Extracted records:
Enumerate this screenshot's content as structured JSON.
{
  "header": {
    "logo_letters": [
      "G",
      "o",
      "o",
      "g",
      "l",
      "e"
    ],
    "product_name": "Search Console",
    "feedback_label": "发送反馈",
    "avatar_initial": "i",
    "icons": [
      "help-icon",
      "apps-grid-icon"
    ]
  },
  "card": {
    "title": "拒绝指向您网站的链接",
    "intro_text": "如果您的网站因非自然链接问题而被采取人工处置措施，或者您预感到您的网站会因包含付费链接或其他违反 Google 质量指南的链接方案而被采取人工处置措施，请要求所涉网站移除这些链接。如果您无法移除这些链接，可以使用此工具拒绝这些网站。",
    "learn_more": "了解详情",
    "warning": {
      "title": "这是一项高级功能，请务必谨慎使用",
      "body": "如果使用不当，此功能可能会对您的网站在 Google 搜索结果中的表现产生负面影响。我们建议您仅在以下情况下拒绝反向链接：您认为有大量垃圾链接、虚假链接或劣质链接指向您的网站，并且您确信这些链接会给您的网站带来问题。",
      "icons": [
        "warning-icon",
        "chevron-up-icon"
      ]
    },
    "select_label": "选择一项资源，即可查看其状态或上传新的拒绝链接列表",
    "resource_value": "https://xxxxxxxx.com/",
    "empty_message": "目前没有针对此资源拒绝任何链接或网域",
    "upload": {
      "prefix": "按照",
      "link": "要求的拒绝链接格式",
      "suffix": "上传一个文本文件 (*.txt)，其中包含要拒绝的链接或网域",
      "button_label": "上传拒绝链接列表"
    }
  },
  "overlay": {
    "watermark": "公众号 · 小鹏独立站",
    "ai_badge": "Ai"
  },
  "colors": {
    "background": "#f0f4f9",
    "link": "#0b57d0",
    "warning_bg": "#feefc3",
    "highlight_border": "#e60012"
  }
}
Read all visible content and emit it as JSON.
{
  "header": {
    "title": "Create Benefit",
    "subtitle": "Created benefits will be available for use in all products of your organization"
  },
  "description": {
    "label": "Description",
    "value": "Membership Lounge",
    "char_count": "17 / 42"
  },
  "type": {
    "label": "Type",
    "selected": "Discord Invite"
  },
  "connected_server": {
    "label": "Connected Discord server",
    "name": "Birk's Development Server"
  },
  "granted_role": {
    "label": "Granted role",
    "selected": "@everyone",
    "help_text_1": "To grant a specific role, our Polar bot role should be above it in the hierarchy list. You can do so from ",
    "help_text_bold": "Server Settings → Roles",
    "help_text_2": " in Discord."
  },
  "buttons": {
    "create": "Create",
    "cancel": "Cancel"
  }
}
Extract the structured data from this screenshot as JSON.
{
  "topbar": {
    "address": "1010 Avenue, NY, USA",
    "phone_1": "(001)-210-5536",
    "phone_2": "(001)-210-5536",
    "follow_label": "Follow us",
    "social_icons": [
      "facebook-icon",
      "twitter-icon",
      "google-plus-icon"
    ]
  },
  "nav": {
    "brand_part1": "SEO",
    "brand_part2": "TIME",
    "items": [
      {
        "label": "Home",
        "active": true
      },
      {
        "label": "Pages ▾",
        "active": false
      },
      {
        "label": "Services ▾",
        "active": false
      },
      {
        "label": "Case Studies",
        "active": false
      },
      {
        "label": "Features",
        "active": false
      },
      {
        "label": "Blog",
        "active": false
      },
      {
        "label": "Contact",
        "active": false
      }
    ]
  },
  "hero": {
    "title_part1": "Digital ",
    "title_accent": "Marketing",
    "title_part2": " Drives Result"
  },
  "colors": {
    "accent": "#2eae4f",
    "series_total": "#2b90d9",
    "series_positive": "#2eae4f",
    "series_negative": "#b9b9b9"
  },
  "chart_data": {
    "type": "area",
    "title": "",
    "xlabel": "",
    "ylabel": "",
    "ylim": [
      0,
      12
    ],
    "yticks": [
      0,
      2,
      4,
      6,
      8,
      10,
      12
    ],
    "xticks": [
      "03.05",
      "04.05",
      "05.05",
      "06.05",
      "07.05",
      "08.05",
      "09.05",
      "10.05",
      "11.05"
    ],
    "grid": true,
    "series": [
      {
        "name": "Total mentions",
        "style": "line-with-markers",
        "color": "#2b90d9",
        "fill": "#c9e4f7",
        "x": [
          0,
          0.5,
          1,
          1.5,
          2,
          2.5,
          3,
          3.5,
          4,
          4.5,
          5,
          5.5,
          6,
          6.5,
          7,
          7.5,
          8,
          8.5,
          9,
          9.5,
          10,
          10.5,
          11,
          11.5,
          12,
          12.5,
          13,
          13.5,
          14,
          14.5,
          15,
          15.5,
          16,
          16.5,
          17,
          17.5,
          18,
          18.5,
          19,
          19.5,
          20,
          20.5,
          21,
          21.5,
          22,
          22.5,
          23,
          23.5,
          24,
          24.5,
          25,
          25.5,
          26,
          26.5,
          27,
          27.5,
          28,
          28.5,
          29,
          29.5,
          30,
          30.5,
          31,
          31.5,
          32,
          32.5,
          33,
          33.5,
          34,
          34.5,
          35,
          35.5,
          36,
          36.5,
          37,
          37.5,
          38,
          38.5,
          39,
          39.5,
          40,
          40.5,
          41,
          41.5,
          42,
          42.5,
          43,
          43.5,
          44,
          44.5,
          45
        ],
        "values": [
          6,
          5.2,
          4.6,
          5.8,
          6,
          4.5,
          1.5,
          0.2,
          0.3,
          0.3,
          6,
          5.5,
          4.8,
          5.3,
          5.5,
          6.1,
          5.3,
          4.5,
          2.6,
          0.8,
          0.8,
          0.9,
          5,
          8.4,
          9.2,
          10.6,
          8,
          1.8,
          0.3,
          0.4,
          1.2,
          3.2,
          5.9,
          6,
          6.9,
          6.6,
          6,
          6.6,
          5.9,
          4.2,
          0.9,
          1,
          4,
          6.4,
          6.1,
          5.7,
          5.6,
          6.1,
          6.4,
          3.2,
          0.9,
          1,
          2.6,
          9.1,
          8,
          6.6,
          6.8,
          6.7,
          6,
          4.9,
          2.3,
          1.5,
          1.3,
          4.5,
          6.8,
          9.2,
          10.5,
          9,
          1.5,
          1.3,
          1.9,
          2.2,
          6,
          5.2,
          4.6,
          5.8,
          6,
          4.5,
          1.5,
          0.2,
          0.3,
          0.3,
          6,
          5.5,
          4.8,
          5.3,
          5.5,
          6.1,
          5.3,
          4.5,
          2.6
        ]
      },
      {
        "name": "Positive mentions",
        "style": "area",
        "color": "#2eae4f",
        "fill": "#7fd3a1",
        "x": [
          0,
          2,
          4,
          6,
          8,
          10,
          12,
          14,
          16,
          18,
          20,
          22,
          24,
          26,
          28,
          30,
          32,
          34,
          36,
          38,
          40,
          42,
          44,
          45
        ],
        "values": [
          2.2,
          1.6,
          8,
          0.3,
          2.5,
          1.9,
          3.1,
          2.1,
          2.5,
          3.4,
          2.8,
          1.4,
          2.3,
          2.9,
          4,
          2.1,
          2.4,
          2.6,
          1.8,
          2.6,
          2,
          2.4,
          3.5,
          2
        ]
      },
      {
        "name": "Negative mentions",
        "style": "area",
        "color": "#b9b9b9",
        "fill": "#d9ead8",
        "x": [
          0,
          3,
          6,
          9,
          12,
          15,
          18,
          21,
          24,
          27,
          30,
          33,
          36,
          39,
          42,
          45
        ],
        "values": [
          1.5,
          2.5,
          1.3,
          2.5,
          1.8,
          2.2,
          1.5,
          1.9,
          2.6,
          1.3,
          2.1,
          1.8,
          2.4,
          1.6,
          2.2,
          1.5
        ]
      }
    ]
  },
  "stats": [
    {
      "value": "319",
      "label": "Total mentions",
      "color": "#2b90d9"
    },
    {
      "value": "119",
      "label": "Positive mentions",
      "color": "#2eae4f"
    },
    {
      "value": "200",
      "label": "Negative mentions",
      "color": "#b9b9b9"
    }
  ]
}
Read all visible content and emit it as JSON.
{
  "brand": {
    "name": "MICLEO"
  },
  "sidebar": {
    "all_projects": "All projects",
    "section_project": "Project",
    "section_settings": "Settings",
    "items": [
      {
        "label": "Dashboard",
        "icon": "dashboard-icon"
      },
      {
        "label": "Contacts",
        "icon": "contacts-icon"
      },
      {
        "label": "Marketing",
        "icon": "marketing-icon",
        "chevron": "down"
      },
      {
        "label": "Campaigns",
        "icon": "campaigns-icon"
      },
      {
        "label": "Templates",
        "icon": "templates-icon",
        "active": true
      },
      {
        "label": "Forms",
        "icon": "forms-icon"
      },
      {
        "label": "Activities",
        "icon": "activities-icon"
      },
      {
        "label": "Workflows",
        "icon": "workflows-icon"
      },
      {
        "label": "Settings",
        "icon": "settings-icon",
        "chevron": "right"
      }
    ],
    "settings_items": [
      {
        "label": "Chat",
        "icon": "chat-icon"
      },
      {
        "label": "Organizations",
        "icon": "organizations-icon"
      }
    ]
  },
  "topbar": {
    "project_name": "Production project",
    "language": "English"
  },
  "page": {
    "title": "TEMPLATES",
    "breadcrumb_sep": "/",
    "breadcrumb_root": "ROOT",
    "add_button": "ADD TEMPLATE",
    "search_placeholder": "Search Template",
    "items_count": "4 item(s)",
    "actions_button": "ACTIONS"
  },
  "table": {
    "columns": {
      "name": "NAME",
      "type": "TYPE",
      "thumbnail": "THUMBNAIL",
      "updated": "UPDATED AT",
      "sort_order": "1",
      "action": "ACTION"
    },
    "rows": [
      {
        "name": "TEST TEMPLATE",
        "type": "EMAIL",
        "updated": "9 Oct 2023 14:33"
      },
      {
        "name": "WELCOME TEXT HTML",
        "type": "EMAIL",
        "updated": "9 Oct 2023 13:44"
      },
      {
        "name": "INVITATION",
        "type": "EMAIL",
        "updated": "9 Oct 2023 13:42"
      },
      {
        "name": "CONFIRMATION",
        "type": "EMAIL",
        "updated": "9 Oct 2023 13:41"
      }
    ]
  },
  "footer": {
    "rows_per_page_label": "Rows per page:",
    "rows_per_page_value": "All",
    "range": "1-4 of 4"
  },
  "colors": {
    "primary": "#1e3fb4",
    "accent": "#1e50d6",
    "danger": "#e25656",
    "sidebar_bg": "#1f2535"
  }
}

* _What you have to do_: Copy every line above in which the string "chevron" shows up.

* _Full response_:
        "chevron-up-icon"
        "chevron": "down"
        "chevron": "right"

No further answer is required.